-- start Records shown --

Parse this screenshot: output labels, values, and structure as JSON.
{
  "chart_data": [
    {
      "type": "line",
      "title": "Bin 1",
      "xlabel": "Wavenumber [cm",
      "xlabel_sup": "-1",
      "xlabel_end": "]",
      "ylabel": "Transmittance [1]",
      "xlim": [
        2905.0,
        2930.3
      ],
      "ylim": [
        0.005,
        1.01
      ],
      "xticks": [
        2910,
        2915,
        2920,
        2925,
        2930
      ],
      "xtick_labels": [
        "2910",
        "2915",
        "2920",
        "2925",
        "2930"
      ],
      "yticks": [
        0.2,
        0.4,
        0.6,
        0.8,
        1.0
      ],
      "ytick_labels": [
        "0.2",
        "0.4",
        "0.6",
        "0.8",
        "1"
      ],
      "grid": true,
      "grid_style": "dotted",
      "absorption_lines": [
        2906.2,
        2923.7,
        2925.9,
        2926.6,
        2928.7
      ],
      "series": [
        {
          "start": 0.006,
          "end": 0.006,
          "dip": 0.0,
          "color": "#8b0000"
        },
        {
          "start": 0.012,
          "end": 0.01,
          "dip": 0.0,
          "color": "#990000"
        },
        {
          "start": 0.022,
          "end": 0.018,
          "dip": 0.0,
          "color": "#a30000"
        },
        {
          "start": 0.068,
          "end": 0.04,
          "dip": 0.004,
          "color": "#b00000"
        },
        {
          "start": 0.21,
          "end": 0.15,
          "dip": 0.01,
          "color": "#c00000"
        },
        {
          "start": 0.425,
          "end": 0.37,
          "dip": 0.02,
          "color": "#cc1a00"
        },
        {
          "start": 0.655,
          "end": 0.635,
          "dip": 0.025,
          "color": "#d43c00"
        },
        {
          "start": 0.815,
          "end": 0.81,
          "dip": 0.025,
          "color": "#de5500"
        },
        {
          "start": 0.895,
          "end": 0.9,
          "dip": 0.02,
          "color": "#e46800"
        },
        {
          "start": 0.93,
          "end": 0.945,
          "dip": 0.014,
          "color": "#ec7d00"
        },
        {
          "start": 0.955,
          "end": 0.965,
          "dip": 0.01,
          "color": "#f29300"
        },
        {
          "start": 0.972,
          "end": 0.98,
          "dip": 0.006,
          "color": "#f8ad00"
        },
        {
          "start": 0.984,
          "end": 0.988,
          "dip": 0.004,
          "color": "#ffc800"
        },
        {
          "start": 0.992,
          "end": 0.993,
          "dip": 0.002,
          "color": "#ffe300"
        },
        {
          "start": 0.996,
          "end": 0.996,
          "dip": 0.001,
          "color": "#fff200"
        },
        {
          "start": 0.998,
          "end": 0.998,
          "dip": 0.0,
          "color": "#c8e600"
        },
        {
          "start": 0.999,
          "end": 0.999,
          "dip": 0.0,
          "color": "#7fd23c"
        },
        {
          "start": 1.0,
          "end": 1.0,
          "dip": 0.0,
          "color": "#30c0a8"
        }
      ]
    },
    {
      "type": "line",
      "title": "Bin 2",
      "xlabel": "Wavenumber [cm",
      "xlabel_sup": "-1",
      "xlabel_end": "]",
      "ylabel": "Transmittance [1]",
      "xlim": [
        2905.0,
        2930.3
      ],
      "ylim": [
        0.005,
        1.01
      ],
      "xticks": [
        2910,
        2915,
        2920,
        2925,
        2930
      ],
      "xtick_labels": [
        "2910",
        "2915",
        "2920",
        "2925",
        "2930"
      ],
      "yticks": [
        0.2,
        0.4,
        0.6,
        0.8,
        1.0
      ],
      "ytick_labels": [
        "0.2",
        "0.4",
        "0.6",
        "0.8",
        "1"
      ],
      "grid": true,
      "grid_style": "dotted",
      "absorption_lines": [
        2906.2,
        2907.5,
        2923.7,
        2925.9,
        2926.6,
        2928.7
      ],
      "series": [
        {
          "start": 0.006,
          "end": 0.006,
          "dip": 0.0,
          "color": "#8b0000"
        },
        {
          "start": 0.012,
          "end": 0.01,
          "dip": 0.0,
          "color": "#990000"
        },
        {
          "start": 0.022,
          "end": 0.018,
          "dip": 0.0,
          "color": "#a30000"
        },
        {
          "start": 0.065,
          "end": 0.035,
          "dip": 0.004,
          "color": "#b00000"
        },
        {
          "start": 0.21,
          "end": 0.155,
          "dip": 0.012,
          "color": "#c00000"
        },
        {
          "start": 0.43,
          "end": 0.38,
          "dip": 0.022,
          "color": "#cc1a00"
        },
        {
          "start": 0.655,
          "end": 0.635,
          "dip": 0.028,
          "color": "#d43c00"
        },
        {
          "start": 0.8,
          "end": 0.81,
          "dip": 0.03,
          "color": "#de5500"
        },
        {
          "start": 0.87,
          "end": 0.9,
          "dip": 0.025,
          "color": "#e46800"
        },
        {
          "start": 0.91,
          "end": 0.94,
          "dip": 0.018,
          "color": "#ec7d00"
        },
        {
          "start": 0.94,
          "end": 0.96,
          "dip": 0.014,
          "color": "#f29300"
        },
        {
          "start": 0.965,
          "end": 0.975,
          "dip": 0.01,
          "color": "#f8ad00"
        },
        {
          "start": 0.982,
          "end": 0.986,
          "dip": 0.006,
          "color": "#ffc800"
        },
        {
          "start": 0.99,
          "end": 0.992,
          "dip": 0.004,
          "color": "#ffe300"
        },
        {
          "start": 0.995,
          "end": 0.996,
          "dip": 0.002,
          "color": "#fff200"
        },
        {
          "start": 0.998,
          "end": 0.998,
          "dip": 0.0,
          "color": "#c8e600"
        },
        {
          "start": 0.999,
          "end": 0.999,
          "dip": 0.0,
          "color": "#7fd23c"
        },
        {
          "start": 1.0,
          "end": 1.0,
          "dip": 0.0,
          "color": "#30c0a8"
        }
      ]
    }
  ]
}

-- end Records shown --

Repeat the records above exactly as they appear.

Parse this screenshot: output labels, values, and structure as JSON.
{
  "chart_data": [
    {
      "type": "line",
      "title": "Bin 1",
      "xlabel": "Wavenumber [cm",
      "xlabel_sup": "-1",
      "xlabel_end": "]",
      "ylabel": "Transmittance [1]",
      "xlim": [
        2905.0,
        2930.3
      ],
      "ylim": [
        0.005,
        1.01
      ],
      "xticks": [
        2910,
        2915,
        2920,
        2925,
        2930
      ],
      "xtick_labels": [
        "2910",
        "2915",
        "2920",
        "2925",
        "2930"
      ],
      "yticks": [
        0.2,
        0.4,
        0.6,
        0.8,
        1.0
      ],
      "ytick_labels": [
        "0.2",
        "0.4",
        "0.6",
        "0.8",
        "1"
      ],
      "grid": true,
      "grid_style": "dotted",
      "absorption_lines": [
        2906.2,
        2923.7,
        2925.9,
        2926.6,
        2928.7
      ],
      "series": [
        {
          "start": 0.006,
          "end": 0.006,
          "dip": 0.0,
          "color": "#8b0000"
        },
        {
          "start": 0.012,
          "end": 0.01,
          "dip": 0.0,
          "color": "#990000"
        },
        {
          "start": 0.022,
          "end": 0.018,
          "dip": 0.0,
          "color": "#a30000"
        },
        {
          "start": 0.068,
          "end": 0.04,
          "dip": 0.004,
          "color": "#b00000"
        },
        {
          "start": 0.21,
          "end": 0.15,
          "dip": 0.01,
          "color": "#c00000"
        },
        {
          "start": 0.425,
          "end": 0.37,
          "dip": 0.02,
          "color": "#cc1a00"
        },
        {
          "start": 0.655,
          "end": 0.635,
          "dip": 0.025,
          "color": "#d43c00"
        },
        {
          "start": 0.815,
          "end": 0.81,
          "dip": 0.025,
          "color": "#de5500"
        },
        {
          "start": 0.895,
          "end": 0.9,
          "dip": 0.02,
          "color": "#e46800"
        },
        {
          "start": 0.93,
          "end": 0.945,
          "dip": 0.014,
          "color": "#ec7d00"
        },
        {
          "start": 0.955,
          "end": 0.965,
          "dip": 0.01,
          "color": "#f29300"
        },
        {
          "start": 0.972,
          "end": 0.98,
          "dip": 0.006,
          "color": "#f8ad00"
        },
        {
          "start": 0.984,
          "end": 0.988,
          "dip": 0.004,
          "color": "#ffc800"
        },
        {
          "start": 0.992,
          "end": 0.993,
          "dip": 0.002,
          "color": "#ffe300"
        },
        {
          "start": 0.996,
          "end": 0.996,
          "dip": 0.001,
          "color": "#fff200"
        },
        {
          "start": 0.998,
          "end": 0.998,
          "dip": 0.0,
          "color": "#c8e600"
        },
        {
          "start": 0.999,
          "end": 0.999,
          "dip": 0.0,
          "color": "#7fd23c"
        },
        {
          "start": 1.0,
          "end": 1.0,
          "dip": 0.0,
          "color": "#30c0a8"
        }
      ]
    },
    {
      "type": "line",
      "title": "Bin 2",
      "xlabel": "Wavenumber [cm",
      "xlabel_sup": "-1",
      "xlabel_end": "]",
      "ylabel": "Transmittance [1]",
      "xlim": [
        2905.0,
        2930.3
      ],
      "ylim": [
        0.005,
        1.01
      ],
      "xticks": [
        2910,
        2915,
        2920,
        2925,
        2930
      ],
      "xtick_labels": [
        "2910",
        "2915",
        "2920",
        "2925",
        "2930"
      ],
      "yticks": [
        0.2,
        0.4,
        0.6,
        0.8,
        1.0
      ],
      "ytick_labels": [
        "0.2",
        "0.4",
        "0.6",
        "0.8",
        "1"
      ],
      "grid": true,
      "grid_style": "dotted",
      "absorption_lines": [
        2906.2,
        2907.5,
        2923.7,
        2925.9,
        2926.6,
        2928.7
      ],
      "series": [
        {
          "start": 0.006,
          "end": 0.006,
          "dip": 0.0,
          "color": "#8b0000"
        },
        {
          "start": 0.012,
          "end": 0.01,
          "dip": 0.0,
          "color": "#990000"
        },
        {
          "start": 0.022,
          "end": 0.018,
          "dip": 0.0,
          "color": "#a30000"
        },
        {
          "start": 0.065,
          "end": 0.035,
          "dip": 0.004,
          "color": "#b00000"
        },
        {
          "start": 0.21,
          "end": 0.155,
          "dip": 0.012,
          "color": "#c00000"
        },
        {
          "start": 0.43,
          "end": 0.38,
          "dip": 0.022,
          "color": "#cc1a00"
        },
        {
          "start": 0.655,
          "end": 0.635,
          "dip": 0.028,
          "color": "#d43c00"
        },
        {
          "start": 0.8,
          "end": 0.81,
          "dip": 0.03,
          "color": "#de5500"
        },
        {
          "start": 0.87,
          "end": 0.9,
          "dip": 0.025,
          "color": "#e46800"
        },
        {
          "start": 0.91,
          "end": 0.94,
          "dip": 0.018,
          "color": "#ec7d00"
        },
        {
          "start": 0.94,
          "end": 0.96,
          "dip": 0.014,
          "color": "#f29300"
        },
        {
          "start": 0.965,
          "end": 0.975,
          "dip": 0.01,
          "color": "#f8ad00"
        },
        {
          "start": 0.982,
          "end": 0.986,
          "dip": 0.006,
          "color": "#ffc800"
        },
        {
          "start": 0.99,
          "end": 0.992,
          "dip": 0.004,
          "color": "#ffe300"
        },
        {
          "start": 0.995,
          "end": 0.996,
          "dip": 0.002,
          "color": "#fff200"
        },
        {
          "start": 0.998,
          "end": 0.998,
          "dip": 0.0,
          "color": "#c8e600"
        },
        {
          "start": 0.999,
          "end": 0.999,
          "dip": 0.0,
          "color": "#7fd23c"
        },
        {
          "start": 1.0,
          "end": 1.0,
          "dip": 0.0,
          "color": "#30c0a8"
        }
      ]
    }
  ]
}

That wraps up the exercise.